begin AVAILABLE DATA

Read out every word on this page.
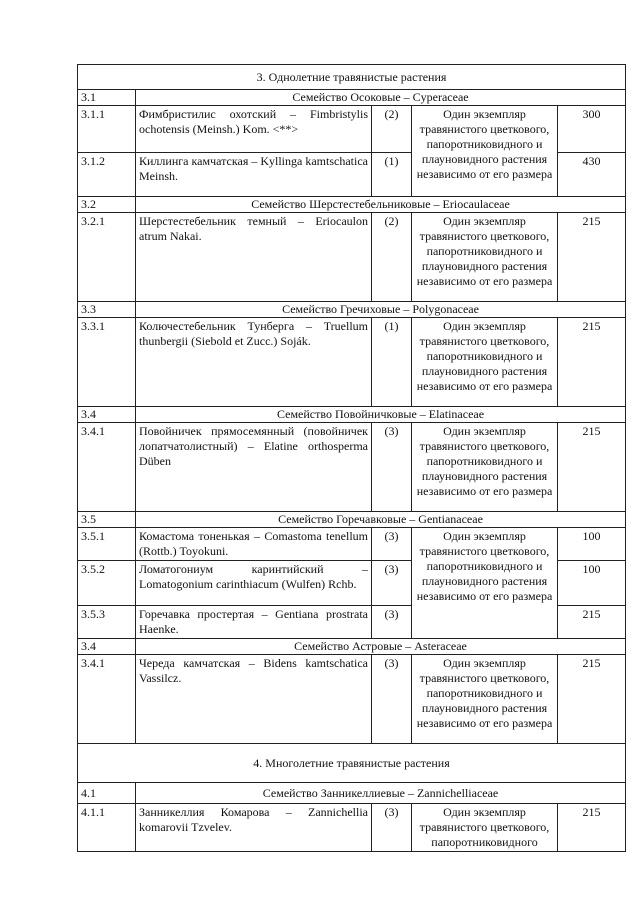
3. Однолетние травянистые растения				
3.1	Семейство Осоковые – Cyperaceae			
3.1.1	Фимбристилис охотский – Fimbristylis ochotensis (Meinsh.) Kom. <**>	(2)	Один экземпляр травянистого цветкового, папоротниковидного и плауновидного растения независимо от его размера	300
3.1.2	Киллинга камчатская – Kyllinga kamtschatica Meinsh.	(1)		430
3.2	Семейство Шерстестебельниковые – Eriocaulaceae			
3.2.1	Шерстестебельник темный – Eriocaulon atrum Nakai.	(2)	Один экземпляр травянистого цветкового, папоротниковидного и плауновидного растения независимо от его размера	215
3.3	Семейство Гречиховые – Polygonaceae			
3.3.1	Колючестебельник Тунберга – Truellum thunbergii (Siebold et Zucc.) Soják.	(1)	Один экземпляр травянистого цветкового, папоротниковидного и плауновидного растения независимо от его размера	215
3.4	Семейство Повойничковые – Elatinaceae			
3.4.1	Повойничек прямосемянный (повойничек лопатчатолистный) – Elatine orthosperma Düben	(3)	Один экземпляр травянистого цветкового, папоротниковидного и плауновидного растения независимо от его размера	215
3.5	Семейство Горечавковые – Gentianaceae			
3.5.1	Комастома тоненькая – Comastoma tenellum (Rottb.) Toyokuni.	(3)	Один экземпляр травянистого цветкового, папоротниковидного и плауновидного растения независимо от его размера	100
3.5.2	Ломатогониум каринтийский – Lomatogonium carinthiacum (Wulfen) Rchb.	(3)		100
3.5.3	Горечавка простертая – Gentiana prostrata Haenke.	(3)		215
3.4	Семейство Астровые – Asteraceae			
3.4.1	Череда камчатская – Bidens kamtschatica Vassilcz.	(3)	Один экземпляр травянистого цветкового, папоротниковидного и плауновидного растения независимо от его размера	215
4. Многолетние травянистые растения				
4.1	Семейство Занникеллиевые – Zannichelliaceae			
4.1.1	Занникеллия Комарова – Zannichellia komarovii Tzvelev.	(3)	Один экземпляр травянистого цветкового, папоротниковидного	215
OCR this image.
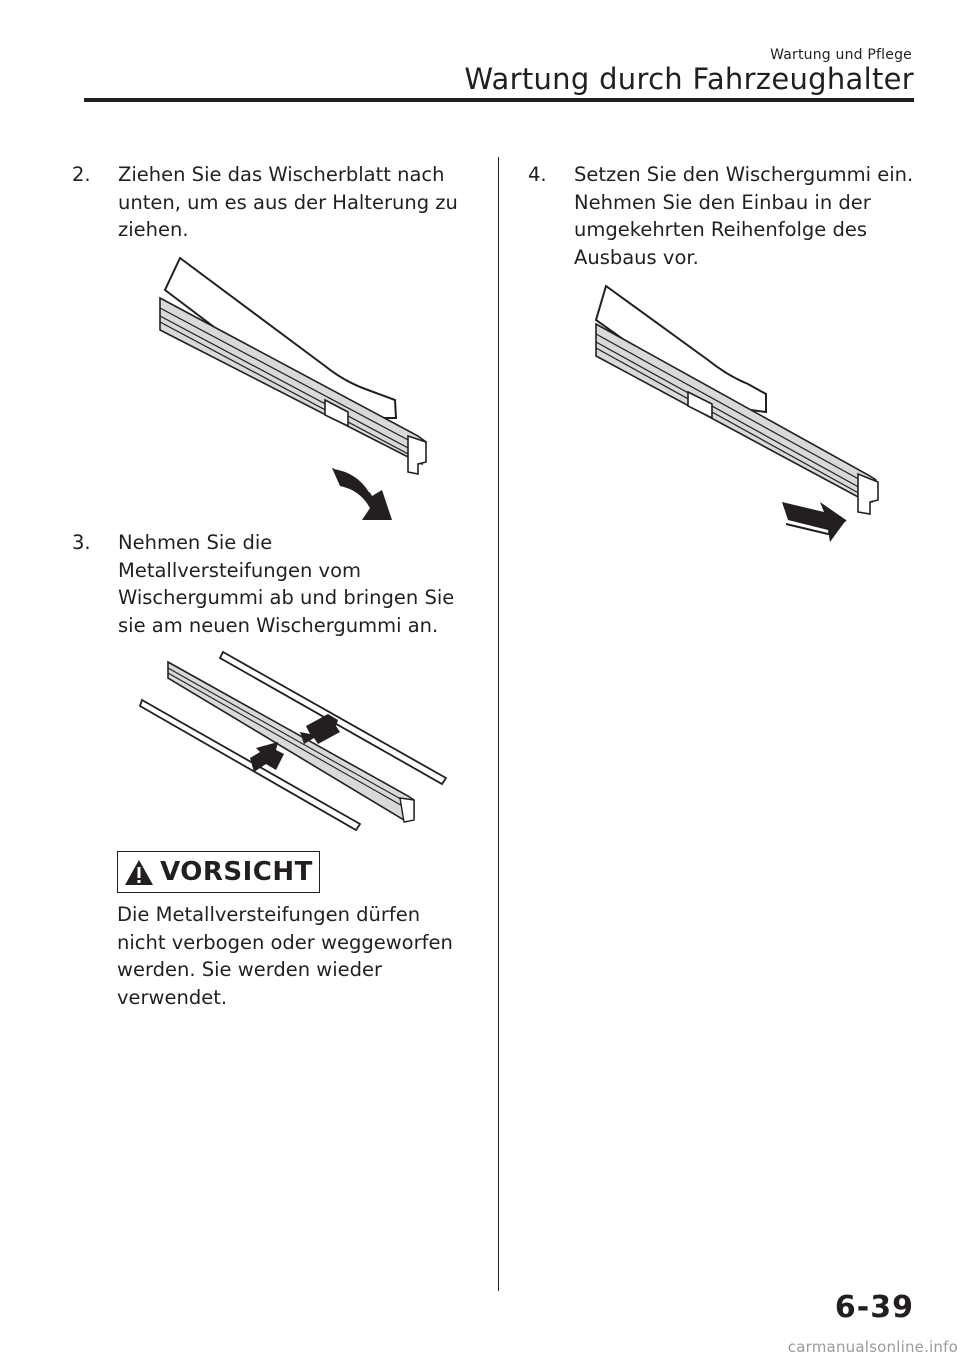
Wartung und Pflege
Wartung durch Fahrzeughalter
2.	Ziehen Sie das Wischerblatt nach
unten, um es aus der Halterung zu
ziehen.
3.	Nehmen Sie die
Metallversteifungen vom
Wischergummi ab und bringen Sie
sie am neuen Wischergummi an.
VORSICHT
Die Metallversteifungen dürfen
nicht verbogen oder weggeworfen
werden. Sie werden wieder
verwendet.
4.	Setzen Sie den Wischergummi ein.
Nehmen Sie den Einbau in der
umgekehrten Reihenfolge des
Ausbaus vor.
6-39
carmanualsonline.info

end AVAILABLE DATA

> _BRIEF_: Without the pictures, repeat exactly the lines running from the line containing "OCR this image." through the end of the data, both ends included.

> _RESPONSE TO THIS TASK_:
OCR this image.
Wartung und Pflege
Wartung durch Fahrzeughalter
2.	Ziehen Sie das Wischerblatt nach
unten, um es aus der Halterung zu
ziehen.
3.	Nehmen Sie die
Metallversteifungen vom
Wischergummi ab und bringen Sie
sie am neuen Wischergummi an.
VORSICHT
Die Metallversteifungen dürfen
nicht verbogen oder weggeworfen
werden. Sie werden wieder
verwendet.
4.	Setzen Sie den Wischergummi ein.
Nehmen Sie den Einbau in der
umgekehrten Reihenfolge des
Ausbaus vor.
6-39
carmanualsonline.info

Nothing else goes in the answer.